Supplied records:

start

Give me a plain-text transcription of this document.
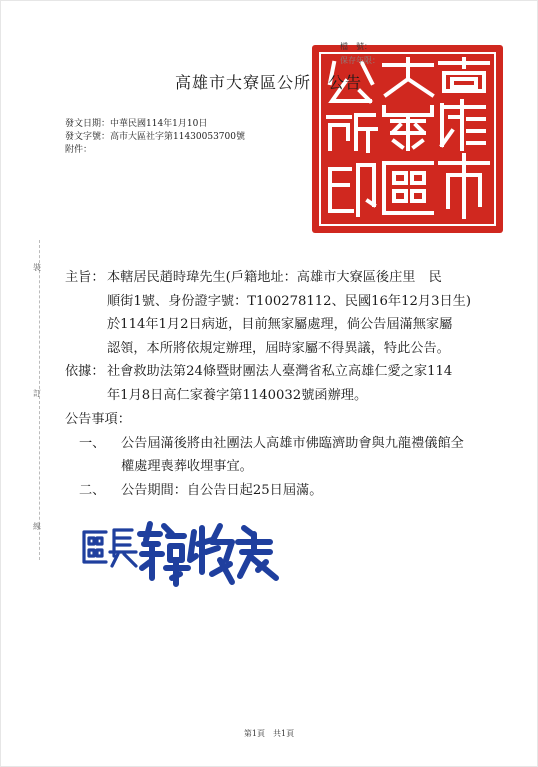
檔　號：
保存年限：
高雄市大寮區公所　公告
發文日期：中華民國114年1月10日
發文字號：高市大區社字第11430053700號
附件：
裝
訂
線
主旨： 本轄居民趙時瑋先生(戶籍地址：高雄市大寮區後庄里　民
順街1號、身份證字號：T100278112、民國16年12月3日生)
於114年1月2日病逝，目前無家屬處理，倘公告屆滿無家屬
認領，本所將依規定辦理，屆時家屬不得異議，特此公告。
依據： 社會救助法第24條暨財團法人臺灣省私立高雄仁愛之家114
年1月8日高仁家養字第1140032號函辦理。
公告事項：
一、	公告屆滿後將由社團法人高雄市佛臨濟助會與九龍禮儀館全
權處理喪葬收埋事宜。
二、	公告期間：自公告日起25日屆滿。
第1頁　共1頁
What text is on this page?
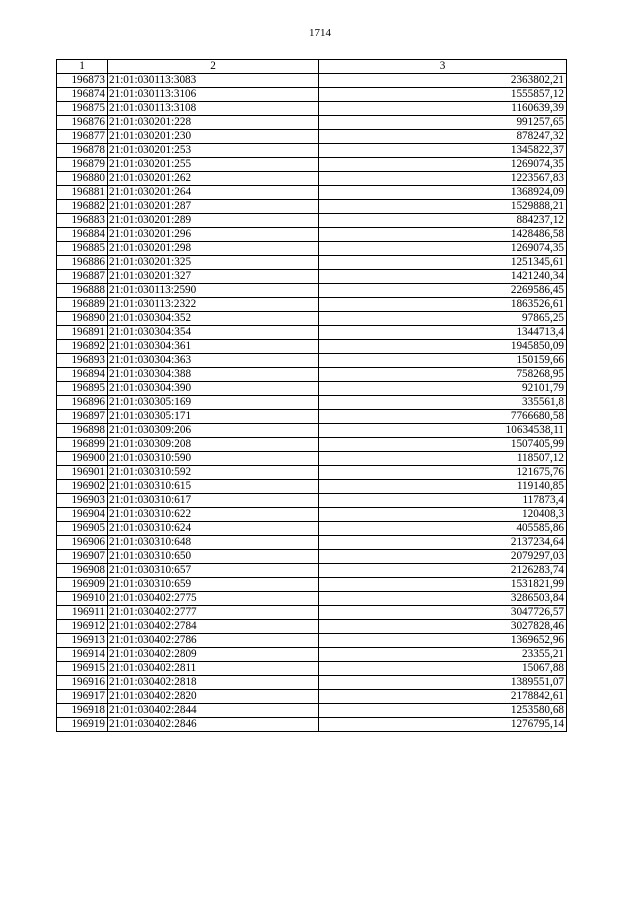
1714
1	2	3
196873	21:01:030113:3083	2363802,21
196874	21:01:030113:3106	1555857,12
196875	21:01:030113:3108	1160639,39
196876	21:01:030201:228	991257,65
196877	21:01:030201:230	878247,32
196878	21:01:030201:253	1345822,37
196879	21:01:030201:255	1269074,35
196880	21:01:030201:262	1223567,83
196881	21:01:030201:264	1368924,09
196882	21:01:030201:287	1529888,21
196883	21:01:030201:289	884237,12
196884	21:01:030201:296	1428486,58
196885	21:01:030201:298	1269074,35
196886	21:01:030201:325	1251345,61
196887	21:01:030201:327	1421240,34
196888	21:01:030113:2590	2269586,45
196889	21:01:030113:2322	1863526,61
196890	21:01:030304:352	97865,25
196891	21:01:030304:354	1344713,4
196892	21:01:030304:361	1945850,09
196893	21:01:030304:363	150159,66
196894	21:01:030304:388	758268,95
196895	21:01:030304:390	92101,79
196896	21:01:030305:169	335561,8
196897	21:01:030305:171	7766680,58
196898	21:01:030309:206	10634538,11
196899	21:01:030309:208	1507405,99
196900	21:01:030310:590	118507,12
196901	21:01:030310:592	121675,76
196902	21:01:030310:615	119140,85
196903	21:01:030310:617	117873,4
196904	21:01:030310:622	120408,3
196905	21:01:030310:624	405585,86
196906	21:01:030310:648	2137234,64
196907	21:01:030310:650	2079297,03
196908	21:01:030310:657	2126283,74
196909	21:01:030310:659	1531821,99
196910	21:01:030402:2775	3286503,84
196911	21:01:030402:2777	3047726,57
196912	21:01:030402:2784	3027828,46
196913	21:01:030402:2786	1369652,96
196914	21:01:030402:2809	23355,21
196915	21:01:030402:2811	15067,88
196916	21:01:030402:2818	1389551,07
196917	21:01:030402:2820	2178842,61
196918	21:01:030402:2844	1253580,68
196919	21:01:030402:2846	1276795,14
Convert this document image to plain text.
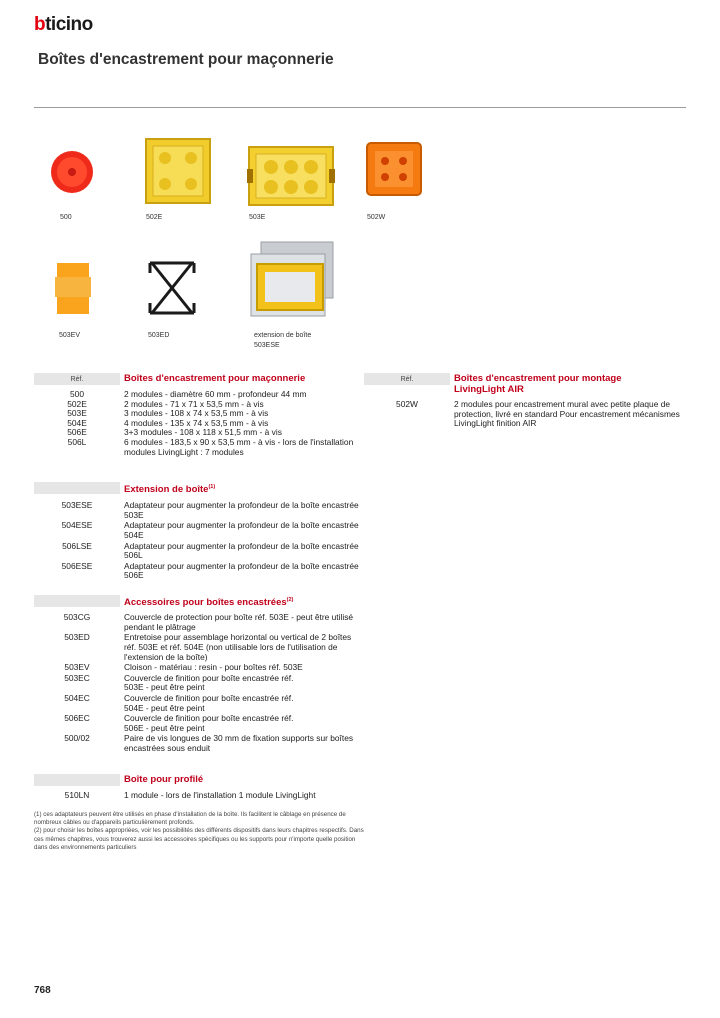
bticino
Boîtes d'encastrement pour maçonnerie
500	502E	503E	502W
503EV	503ED	extension de boîte
503ESE
Réf.	Boîtes d'encastrement pour maçonnerie
500	2 modules - diamètre 60 mm - profondeur 44 mm
502E	2 modules - 71 x 71 x 53,5 mm - à vis
503E	3 modules - 108 x 74 x 53,5 mm - à vis
504E	4 modules - 135 x 74 x 53,5 mm - à vis
506E	3+3 modules - 108 x 118 x 51,5 mm - à vis
506L	6 modules - 183,5 x 90 x 53,5 mm - à vis - lors de l'installation modules LivingLight : 7 modules
Extension de boîte$^{(1)}$
503ESE	Adaptateur pour augmenter la profondeur de la boîte encastrée 503E
504ESE	Adaptateur pour augmenter la profondeur de la boîte encastrée 504E
506LSE	Adaptateur pour augmenter la profondeur de la boîte encastrée 506L
506ESE	Adaptateur pour augmenter la profondeur de la boîte encastrée 506E
Accessoires pour boîtes encastrées$^{(2)}$
503CG	Couvercle de protection pour boîte réf. 503E - peut être utilisé pendant le plâtrage
503ED	Entretoise pour assemblage horizontal ou vertical de 2 boîtes réf. 503E et réf. 504E (non utilisable lors de l'utilisation de l'extension de la boîte)
503EV	Cloison - matériau : resin - pour boîtes réf. 503E
503EC	Couvercle de finition pour boîte encastrée réf. 503E - peut être peint
504EC	Couvercle de finition pour boîte encastrée réf. 504E - peut être peint
506EC	Couvercle de finition pour boîte encastrée réf. 506E - peut être peint
500/02	Paire de vis longues de 30 mm de fixation supports sur boîtes encastrées sous enduit
Boîte pour profilé
510LN	1 module - lors de l'installation 1 module LivingLight
Réf.	Boîtes d'encastrement pour montage LivingLight AIR
502W	2 modules pour encastrement mural avec petite plaque de protection, livré en standard Pour encastrement mécanismes LivingLight finition AIR
(1) ces adaptateurs peuvent être utilisés en phase d'installation de la boîte. Ils facilitent le câblage en présence de nombreux câbles ou d'appareils particulièrement profonds.
(2) pour choisir les boîtes appropriées, voir les possibilités des différents dispositifs dans leurs chapitres respectifs. Dans ces mêmes chapitres, vous trouverez aussi les accessoires spécifiques ou les supports pour n'importe quelle position dans des environnements particuliers
768
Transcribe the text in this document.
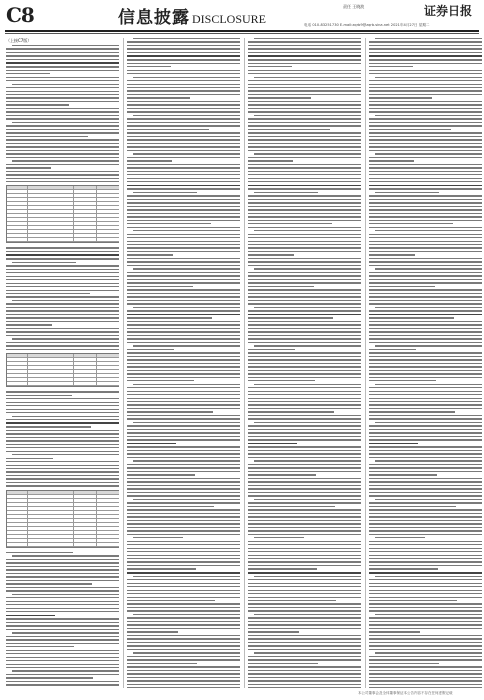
C8	信息披露 DISCLOSURE
责任 王晓波	证券日报
电话 010-83251730 E-mail:zqrb9@zqrb.sina.net 2021年4月27日 星期二
（上接C7版）
本公司董事会及全体董事保证本公告内容不存在任何虚假记载
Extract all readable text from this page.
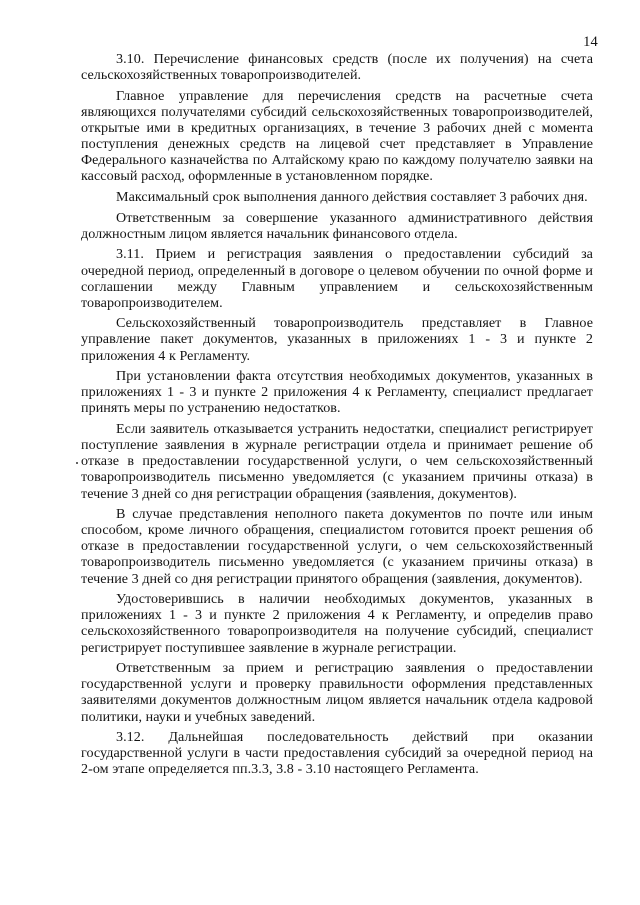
14

3.10. Перечисление финансовых средств (после их получения) на счета сельскохозяйственных товаропроизводителей.

Главное управление для перечисления средств на расчетные счета являющихся получателями субсидий сельскохозяйственных товаропроизводителей, открытые ими в кредитных организациях, в течение 3 рабочих дней с момента поступления денежных средств на лицевой счет представляет в Управление Федерального казначейства по Алтайскому краю по каждому получателю заявки на кассовый расход, оформленные в установленном порядке.

Максимальный срок выполнения данного действия составляет 3 рабочих дня.

Ответственным за совершение указанного административного действия должностным лицом является начальник финансового отдела.

3.11. Прием и регистрация заявления о предоставлении субсидий за очередной период, определенный в договоре о целевом обучении по очной форме и соглашении между Главным управлением и сельскохозяйственным товаропроизводителем.

Сельскохозяйственный товаропроизводитель представляет в Главное управление пакет документов, указанных в приложениях 1 - 3 и пункте 2 приложения 4 к Регламенту.

При установлении факта отсутствия необходимых документов, указанных в приложениях 1 - 3 и пункте 2 приложения 4 к Регламенту, специалист предлагает принять меры по устранению недостатков.

Если заявитель отказывается устранить недостатки, специалист регистрирует поступление заявления в журнале регистрации отдела и принимает решение об отказе в предоставлении государственной услуги, о чем сельскохозяйственный товаропроизводитель письменно уведомляется (с указанием причины отказа) в течение 3 дней со дня регистрации обращения (заявления, документов).

В случае представления неполного пакета документов по почте или иным способом, кроме личного обращения, специалистом готовится проект решения об отказе в предоставлении государственной услуги, о чем сельскохозяйственный товаропроизводитель письменно уведомляется (с указанием причины отказа) в течение 3 дней со дня регистрации принятого обращения (заявления, документов).

Удостоверившись в наличии необходимых документов, указанных в приложениях 1 - 3 и пункте 2 приложения 4 к Регламенту, и определив право сельскохозяйственного товаропроизводителя на получение субсидий, специалист регистрирует поступившее заявление в журнале регистрации.

Ответственным за прием и регистрацию заявления о предоставлении государственной услуги и проверку правильности оформления представленных заявителями документов должностным лицом является начальник отдела кадровой политики, науки и учебных заведений.

3.12. Дальнейшая последовательность действий при оказании государственной услуги в части предоставления субсидий за очередной период на 2-ом этапе определяется пп.3.3, 3.8 - 3.10 настоящего Регламента.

end

Exercise prompt:
The listing above must be printed again exactly, minus its pictures.

Exercise answer:
Give me a plain-text transcription of this document.
檔　號：
保存年限：
高雄市大寮區公所　公告
發文日期：中華民國114年1月10日
發文字號：高市大區社字第11430053700號
附件：
裝
訂
線
主旨： 本轄居民趙時瑋先生(戶籍地址：高雄市大寮區後庄里　民
順街1號、身份證字號：T100278112、民國16年12月3日生)
於114年1月2日病逝，目前無家屬處理，倘公告屆滿無家屬
認領，本所將依規定辦理，屆時家屬不得異議，特此公告。
依據： 社會救助法第24條暨財團法人臺灣省私立高雄仁愛之家114
年1月8日高仁家養字第1140032號函辦理。
公告事項：
一、	公告屆滿後將由社團法人高雄市佛臨濟助會與九龍禮儀館全
權處理喪葬收埋事宜。
二、	公告期間：自公告日起25日屆滿。
第1頁　共1頁
What text is on this page?
1714
1	2	3
196873	21:01:030113:3083	2363802,21
196874	21:01:030113:3106	1555857,12
196875	21:01:030113:3108	1160639,39
196876	21:01:030201:228	991257,65
196877	21:01:030201:230	878247,32
196878	21:01:030201:253	1345822,37
196879	21:01:030201:255	1269074,35
196880	21:01:030201:262	1223567,83
196881	21:01:030201:264	1368924,09
196882	21:01:030201:287	1529888,21
196883	21:01:030201:289	884237,12
196884	21:01:030201:296	1428486,58
196885	21:01:030201:298	1269074,35
196886	21:01:030201:325	1251345,61
196887	21:01:030201:327	1421240,34
196888	21:01:030113:2590	2269586,45
196889	21:01:030113:2322	1863526,61
196890	21:01:030304:352	97865,25
196891	21:01:030304:354	1344713,4
196892	21:01:030304:361	1945850,09
196893	21:01:030304:363	150159,66
196894	21:01:030304:388	758268,95
196895	21:01:030304:390	92101,79
196896	21:01:030305:169	335561,8
196897	21:01:030305:171	7766680,58
196898	21:01:030309:206	10634538,11
196899	21:01:030309:208	1507405,99
196900	21:01:030310:590	118507,12
196901	21:01:030310:592	121675,76
196902	21:01:030310:615	119140,85
196903	21:01:030310:617	117873,4
196904	21:01:030310:622	120408,3
196905	21:01:030310:624	405585,86
196906	21:01:030310:648	2137234,64
196907	21:01:030310:650	2079297,03
196908	21:01:030310:657	2126283,74
196909	21:01:030310:659	1531821,99
196910	21:01:030402:2775	3286503,84
196911	21:01:030402:2777	3047726,57
196912	21:01:030402:2784	3027828,46
196913	21:01:030402:2786	1369652,96
196914	21:01:030402:2809	23355,21
196915	21:01:030402:2811	15067,88
196916	21:01:030402:2818	1389551,07
196917	21:01:030402:2820	2178842,61
196918	21:01:030402:2844	1253580,68
196919	21:01:030402:2846	1276795,14
Convert this document image to plain text.
bticino
Boîtes d'encastrement pour maçonnerie
500	502E	503E	502W
503EV	503ED	extension de boîte
503ESE
Réf.	Boîtes d'encastrement pour maçonnerie
500	2 modules - diamètre 60 mm - profondeur 44 mm
502E	2 modules - 71 x 71 x 53,5 mm - à vis
503E	3 modules - 108 x 74 x 53,5 mm - à vis
504E	4 modules - 135 x 74 x 53,5 mm - à vis
506E	3+3 modules - 108 x 118 x 51,5 mm - à vis
506L	6 modules - 183,5 x 90 x 53,5 mm - à vis - lors de l'installation modules LivingLight : 7 modules
Extension de boîte$^{(1)}$
503ESE	Adaptateur pour augmenter la profondeur de la boîte encastrée 503E
504ESE	Adaptateur pour augmenter la profondeur de la boîte encastrée 504E
506LSE	Adaptateur pour augmenter la profondeur de la boîte encastrée 506L
506ESE	Adaptateur pour augmenter la profondeur de la boîte encastrée 506E
Accessoires pour boîtes encastrées$^{(2)}$
503CG	Couvercle de protection pour boîte réf. 503E - peut être utilisé pendant le plâtrage
503ED	Entretoise pour assemblage horizontal ou vertical de 2 boîtes réf. 503E et réf. 504E (non utilisable lors de l'utilisation de l'extension de la boîte)
503EV	Cloison - matériau : resin - pour boîtes réf. 503E
503EC	Couvercle de finition pour boîte encastrée réf. 503E - peut être peint
504EC	Couvercle de finition pour boîte encastrée réf. 504E - peut être peint
506EC	Couvercle de finition pour boîte encastrée réf. 506E - peut être peint
500/02	Paire de vis longues de 30 mm de fixation supports sur boîtes encastrées sous enduit
Boîte pour profilé
510LN	1 module - lors de l'installation 1 module LivingLight
Réf.	Boîtes d'encastrement pour montage LivingLight AIR
502W	2 modules pour encastrement mural avec petite plaque de protection, livré en standard Pour encastrement mécanismes LivingLight finition AIR
(1) ces adaptateurs peuvent être utilisés en phase d'installation de la boîte. Ils facilitent le câblage en présence de nombreux câbles ou d'appareils particulièrement profonds.
(2) pour choisir les boîtes appropriées, voir les possibilités des différents dispositifs dans leurs chapitres respectifs. Dans ces mêmes chapitres, vous trouverez aussi les accessoires spécifiques ou les supports pour n'importe quelle position dans des environnements particuliers
768
Transcribe the text in this document.
C8	信息披露 DISCLOSURE
责任 王晓波	证券日报
电话 010-83251730 E-mail:zqrb9@zqrb.sina.net 2021年4月27日 星期二
（上接C7版）
本公司董事会及全体董事保证本公告内容不存在任何虚假记载
Extract all readable text from this page.
14

3.10. Перечисление финансовых средств (после их получения) на счета сельскохозяйственных товаропроизводителей.

Главное управление для перечисления средств на расчетные счета являющихся получателями субсидий сельскохозяйственных товаропроизводителей, открытые ими в кредитных организациях, в течение 3 рабочих дней с момента поступления денежных средств на лицевой счет представляет в Управление Федерального казначейства по Алтайскому краю по каждому получателю заявки на кассовый расход, оформленные в установленном порядке.

Максимальный срок выполнения данного действия составляет 3 рабочих дня.

Ответственным за совершение указанного административного действия должностным лицом является начальник финансового отдела.

3.11. Прием и регистрация заявления о предоставлении субсидий за очередной период, определенный в договоре о целевом обучении по очной форме и соглашении между Главным управлением и сельскохозяйственным товаропроизводителем.

Сельскохозяйственный товаропроизводитель представляет в Главное управление пакет документов, указанных в приложениях 1 - 3 и пункте 2 приложения 4 к Регламенту.

При установлении факта отсутствия необходимых документов, указанных в приложениях 1 - 3 и пункте 2 приложения 4 к Регламенту, специалист предлагает принять меры по устранению недостатков.

Если заявитель отказывается устранить недостатки, специалист регистрирует поступление заявления в журнале регистрации отдела и принимает решение об отказе в предоставлении государственной услуги, о чем сельскохозяйственный товаропроизводитель письменно уведомляется (с указанием причины отказа) в течение 3 дней со дня регистрации обращения (заявления, документов).

В случае представления неполного пакета документов по почте или иным способом, кроме личного обращения, специалистом готовится проект решения об отказе в предоставлении государственной услуги, о чем сельскохозяйственный товаропроизводитель письменно уведомляется (с указанием причины отказа) в течение 3 дней со дня регистрации принятого обращения (заявления, документов).

Удостоверившись в наличии необходимых документов, указанных в приложениях 1 - 3 и пункте 2 приложения 4 к Регламенту, и определив право сельскохозяйственного товаропроизводителя на получение субсидий, специалист регистрирует поступившее заявление в журнале регистрации.

Ответственным за прием и регистрацию заявления о предоставлении государственной услуги и проверку правильности оформления представленных заявителями документов должностным лицом является начальник отдела кадровой политики, науки и учебных заведений.

3.12. Дальнейшая последовательность действий при оказании государственной услуги в части предоставления субсидий за очередной период на 2-ом этапе определяется пп.3.3, 3.8 - 3.10 настоящего Регламента.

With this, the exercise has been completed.